[begin Available records]

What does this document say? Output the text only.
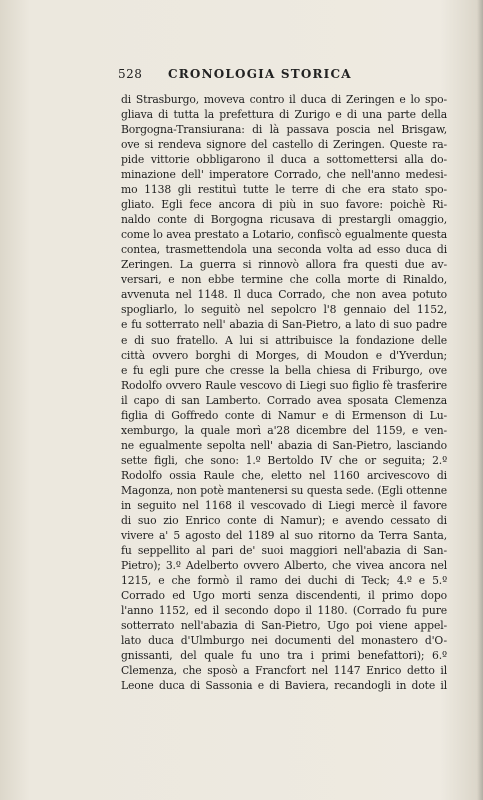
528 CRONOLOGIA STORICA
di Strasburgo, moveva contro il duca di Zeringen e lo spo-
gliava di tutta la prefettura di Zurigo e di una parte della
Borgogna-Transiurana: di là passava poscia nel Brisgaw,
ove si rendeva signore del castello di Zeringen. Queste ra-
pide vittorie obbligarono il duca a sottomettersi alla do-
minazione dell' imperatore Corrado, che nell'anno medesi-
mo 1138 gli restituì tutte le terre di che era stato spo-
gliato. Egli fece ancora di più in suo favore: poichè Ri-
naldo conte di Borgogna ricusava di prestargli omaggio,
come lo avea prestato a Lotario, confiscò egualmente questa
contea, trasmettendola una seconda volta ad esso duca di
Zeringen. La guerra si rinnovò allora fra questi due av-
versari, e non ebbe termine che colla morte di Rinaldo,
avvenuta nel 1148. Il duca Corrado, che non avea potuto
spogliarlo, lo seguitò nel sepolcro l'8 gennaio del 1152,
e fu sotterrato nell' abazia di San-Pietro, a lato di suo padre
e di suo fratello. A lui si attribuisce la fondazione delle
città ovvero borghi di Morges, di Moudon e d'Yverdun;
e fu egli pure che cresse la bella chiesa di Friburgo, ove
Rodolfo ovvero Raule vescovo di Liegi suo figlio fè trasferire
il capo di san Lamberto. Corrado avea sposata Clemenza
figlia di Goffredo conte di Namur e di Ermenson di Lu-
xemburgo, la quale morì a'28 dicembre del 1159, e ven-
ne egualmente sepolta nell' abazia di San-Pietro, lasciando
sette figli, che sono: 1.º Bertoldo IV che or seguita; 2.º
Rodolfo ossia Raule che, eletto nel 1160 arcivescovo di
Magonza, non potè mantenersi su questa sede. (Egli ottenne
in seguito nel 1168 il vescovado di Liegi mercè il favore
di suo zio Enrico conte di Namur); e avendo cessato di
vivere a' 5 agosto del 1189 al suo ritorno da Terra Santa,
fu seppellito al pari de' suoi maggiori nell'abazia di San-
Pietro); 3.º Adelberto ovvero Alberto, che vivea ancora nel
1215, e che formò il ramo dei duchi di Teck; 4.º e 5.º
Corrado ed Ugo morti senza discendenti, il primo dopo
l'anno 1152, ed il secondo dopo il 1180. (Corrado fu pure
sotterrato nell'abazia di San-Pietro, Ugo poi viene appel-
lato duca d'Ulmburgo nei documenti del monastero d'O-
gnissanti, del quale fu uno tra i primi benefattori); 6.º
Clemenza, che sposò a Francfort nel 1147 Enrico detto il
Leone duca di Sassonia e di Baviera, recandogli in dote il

[end Available records]
[begin Available records]

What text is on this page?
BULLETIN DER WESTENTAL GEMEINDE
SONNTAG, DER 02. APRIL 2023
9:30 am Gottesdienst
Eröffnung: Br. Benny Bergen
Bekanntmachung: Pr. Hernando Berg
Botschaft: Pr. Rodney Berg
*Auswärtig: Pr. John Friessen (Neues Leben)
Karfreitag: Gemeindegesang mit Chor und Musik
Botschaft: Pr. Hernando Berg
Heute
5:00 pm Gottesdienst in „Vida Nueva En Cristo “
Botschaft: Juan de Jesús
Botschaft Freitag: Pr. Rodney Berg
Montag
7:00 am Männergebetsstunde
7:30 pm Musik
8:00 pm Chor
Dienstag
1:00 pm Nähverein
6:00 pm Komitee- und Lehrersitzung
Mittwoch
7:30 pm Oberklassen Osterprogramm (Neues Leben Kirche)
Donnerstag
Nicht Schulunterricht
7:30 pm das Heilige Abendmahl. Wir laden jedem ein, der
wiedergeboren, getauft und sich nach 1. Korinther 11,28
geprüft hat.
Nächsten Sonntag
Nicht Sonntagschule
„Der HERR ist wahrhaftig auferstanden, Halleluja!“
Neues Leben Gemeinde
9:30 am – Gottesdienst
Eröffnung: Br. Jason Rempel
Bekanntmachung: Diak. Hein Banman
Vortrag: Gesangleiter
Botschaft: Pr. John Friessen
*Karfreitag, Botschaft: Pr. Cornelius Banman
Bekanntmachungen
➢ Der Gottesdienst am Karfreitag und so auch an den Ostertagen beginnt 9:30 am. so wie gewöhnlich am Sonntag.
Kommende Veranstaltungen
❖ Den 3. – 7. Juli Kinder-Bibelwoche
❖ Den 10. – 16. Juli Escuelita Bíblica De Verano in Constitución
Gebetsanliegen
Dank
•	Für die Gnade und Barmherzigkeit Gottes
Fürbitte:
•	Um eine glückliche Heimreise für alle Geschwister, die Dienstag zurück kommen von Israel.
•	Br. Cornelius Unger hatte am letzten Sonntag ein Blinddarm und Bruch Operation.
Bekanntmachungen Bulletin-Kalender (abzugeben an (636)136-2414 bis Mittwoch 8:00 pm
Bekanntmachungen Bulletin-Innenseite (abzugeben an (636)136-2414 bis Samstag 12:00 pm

[end Available records]

What is asked = Using the entries above, return each line in which the word "Juli" occurs.

Exercise response =
❖ Den 3. – 7. Juli Kinder-Bibelwoche
❖ Den 10. – 16. Juli Escuelita Bíblica De Verano in Constitución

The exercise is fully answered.